== EXERCISE ==
Scan the material and copy every line in which "宋琴陈玲徐文" appears.

--

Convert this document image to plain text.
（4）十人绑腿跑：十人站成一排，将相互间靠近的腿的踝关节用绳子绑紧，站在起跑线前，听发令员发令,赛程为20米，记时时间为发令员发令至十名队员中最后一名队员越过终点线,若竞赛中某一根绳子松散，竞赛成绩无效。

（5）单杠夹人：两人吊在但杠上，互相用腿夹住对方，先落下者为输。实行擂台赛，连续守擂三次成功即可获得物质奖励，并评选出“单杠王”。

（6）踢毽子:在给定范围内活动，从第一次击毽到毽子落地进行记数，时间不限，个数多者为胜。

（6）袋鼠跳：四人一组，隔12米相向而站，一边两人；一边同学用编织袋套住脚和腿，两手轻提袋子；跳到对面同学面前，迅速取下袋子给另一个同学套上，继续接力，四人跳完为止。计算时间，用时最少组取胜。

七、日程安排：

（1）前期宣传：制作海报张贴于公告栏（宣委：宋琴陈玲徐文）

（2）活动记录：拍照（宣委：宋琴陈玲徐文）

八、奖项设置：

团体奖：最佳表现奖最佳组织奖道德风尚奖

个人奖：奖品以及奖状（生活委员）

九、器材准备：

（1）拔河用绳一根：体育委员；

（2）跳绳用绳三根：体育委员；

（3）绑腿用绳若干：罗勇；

--

== ANSWER TO THE TASK ==
（1）前期宣传：制作海报张贴于公告栏（宣委：宋琴陈玲徐文）
（2）活动记录：拍照（宣委：宋琴陈玲徐文）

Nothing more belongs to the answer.